#### Available data

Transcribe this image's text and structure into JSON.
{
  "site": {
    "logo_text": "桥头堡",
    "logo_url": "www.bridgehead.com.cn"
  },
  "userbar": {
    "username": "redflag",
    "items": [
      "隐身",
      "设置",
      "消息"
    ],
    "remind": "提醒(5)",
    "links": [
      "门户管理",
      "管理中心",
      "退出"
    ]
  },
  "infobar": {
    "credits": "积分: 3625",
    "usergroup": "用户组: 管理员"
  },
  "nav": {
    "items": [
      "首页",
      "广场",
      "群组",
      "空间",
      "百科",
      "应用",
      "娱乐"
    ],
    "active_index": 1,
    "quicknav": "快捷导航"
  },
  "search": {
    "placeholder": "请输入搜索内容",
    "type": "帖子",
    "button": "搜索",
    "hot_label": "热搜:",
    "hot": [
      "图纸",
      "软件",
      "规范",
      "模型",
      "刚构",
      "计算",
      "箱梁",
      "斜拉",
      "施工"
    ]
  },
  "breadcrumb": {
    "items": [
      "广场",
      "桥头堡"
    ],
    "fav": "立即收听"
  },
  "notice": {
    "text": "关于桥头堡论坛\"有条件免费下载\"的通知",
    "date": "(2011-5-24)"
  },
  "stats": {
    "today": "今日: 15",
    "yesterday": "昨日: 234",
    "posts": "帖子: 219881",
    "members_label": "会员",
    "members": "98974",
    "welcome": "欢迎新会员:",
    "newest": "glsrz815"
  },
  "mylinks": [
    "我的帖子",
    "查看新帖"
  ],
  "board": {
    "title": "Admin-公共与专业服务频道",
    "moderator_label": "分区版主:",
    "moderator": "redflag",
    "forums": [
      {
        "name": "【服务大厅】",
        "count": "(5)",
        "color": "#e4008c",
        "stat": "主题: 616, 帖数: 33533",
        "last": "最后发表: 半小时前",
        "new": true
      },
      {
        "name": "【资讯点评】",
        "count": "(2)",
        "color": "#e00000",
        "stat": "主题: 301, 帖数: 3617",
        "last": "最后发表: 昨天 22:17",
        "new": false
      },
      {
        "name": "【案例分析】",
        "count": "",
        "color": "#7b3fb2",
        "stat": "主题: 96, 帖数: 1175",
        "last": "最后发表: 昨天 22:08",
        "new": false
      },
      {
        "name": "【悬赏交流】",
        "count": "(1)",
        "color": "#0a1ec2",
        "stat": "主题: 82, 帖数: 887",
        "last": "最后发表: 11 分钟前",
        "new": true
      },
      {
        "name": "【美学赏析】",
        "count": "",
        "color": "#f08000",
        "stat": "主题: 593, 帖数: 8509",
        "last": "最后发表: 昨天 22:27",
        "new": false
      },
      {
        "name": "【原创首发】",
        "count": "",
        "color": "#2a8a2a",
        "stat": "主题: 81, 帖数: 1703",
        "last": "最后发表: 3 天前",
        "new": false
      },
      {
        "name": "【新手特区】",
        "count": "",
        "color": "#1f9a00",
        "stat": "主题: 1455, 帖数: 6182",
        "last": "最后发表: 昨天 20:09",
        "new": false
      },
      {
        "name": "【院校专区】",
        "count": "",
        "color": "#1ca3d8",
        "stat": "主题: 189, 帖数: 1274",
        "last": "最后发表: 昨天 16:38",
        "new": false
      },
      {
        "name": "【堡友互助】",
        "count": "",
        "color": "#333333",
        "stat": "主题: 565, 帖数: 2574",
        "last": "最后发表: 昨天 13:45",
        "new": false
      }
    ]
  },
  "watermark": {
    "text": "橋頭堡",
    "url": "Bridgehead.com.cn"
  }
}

########

• [Task brief]
Exact copies of all the records are required.

• [Expected answer]
Transcribe this image's text and structure into JSON.
{
  "site": {
    "logo_text": "桥头堡",
    "logo_url": "www.bridgehead.com.cn"
  },
  "userbar": {
    "username": "redflag",
    "items": [
      "隐身",
      "设置",
      "消息"
    ],
    "remind": "提醒(5)",
    "links": [
      "门户管理",
      "管理中心",
      "退出"
    ]
  },
  "infobar": {
    "credits": "积分: 3625",
    "usergroup": "用户组: 管理员"
  },
  "nav": {
    "items": [
      "首页",
      "广场",
      "群组",
      "空间",
      "百科",
      "应用",
      "娱乐"
    ],
    "active_index": 1,
    "quicknav": "快捷导航"
  },
  "search": {
    "placeholder": "请输入搜索内容",
    "type": "帖子",
    "button": "搜索",
    "hot_label": "热搜:",
    "hot": [
      "图纸",
      "软件",
      "规范",
      "模型",
      "刚构",
      "计算",
      "箱梁",
      "斜拉",
      "施工"
    ]
  },
  "breadcrumb": {
    "items": [
      "广场",
      "桥头堡"
    ],
    "fav": "立即收听"
  },
  "notice": {
    "text": "关于桥头堡论坛\"有条件免费下载\"的通知",
    "date": "(2011-5-24)"
  },
  "stats": {
    "today": "今日: 15",
    "yesterday": "昨日: 234",
    "posts": "帖子: 219881",
    "members_label": "会员",
    "members": "98974",
    "welcome": "欢迎新会员:",
    "newest": "glsrz815"
  },
  "mylinks": [
    "我的帖子",
    "查看新帖"
  ],
  "board": {
    "title": "Admin-公共与专业服务频道",
    "moderator_label": "分区版主:",
    "moderator": "redflag",
    "forums": [
      {
        "name": "【服务大厅】",
        "count": "(5)",
        "color": "#e4008c",
        "stat": "主题: 616, 帖数: 33533",
        "last": "最后发表: 半小时前",
        "new": true
      },
      {
        "name": "【资讯点评】",
        "count": "(2)",
        "color": "#e00000",
        "stat": "主题: 301, 帖数: 3617",
        "last": "最后发表: 昨天 22:17",
        "new": false
      },
      {
        "name": "【案例分析】",
        "count": "",
        "color": "#7b3fb2",
        "stat": "主题: 96, 帖数: 1175",
        "last": "最后发表: 昨天 22:08",
        "new": false
      },
      {
        "name": "【悬赏交流】",
        "count": "(1)",
        "color": "#0a1ec2",
        "stat": "主题: 82, 帖数: 887",
        "last": "最后发表: 11 分钟前",
        "new": true
      },
      {
        "name": "【美学赏析】",
        "count": "",
        "color": "#f08000",
        "stat": "主题: 593, 帖数: 8509",
        "last": "最后发表: 昨天 22:27",
        "new": false
      },
      {
        "name": "【原创首发】",
        "count": "",
        "color": "#2a8a2a",
        "stat": "主题: 81, 帖数: 1703",
        "last": "最后发表: 3 天前",
        "new": false
      },
      {
        "name": "【新手特区】",
        "count": "",
        "color": "#1f9a00",
        "stat": "主题: 1455, 帖数: 6182",
        "last": "最后发表: 昨天 20:09",
        "new": false
      },
      {
        "name": "【院校专区】",
        "count": "",
        "color": "#1ca3d8",
        "stat": "主题: 189, 帖数: 1274",
        "last": "最后发表: 昨天 16:38",
        "new": false
      },
      {
        "name": "【堡友互助】",
        "count": "",
        "color": "#333333",
        "stat": "主题: 565, 帖数: 2574",
        "last": "最后发表: 昨天 13:45",
        "new": false
      }
    ]
  },
  "watermark": {
    "text": "橋頭堡",
    "url": "Bridgehead.com.cn"
  }
}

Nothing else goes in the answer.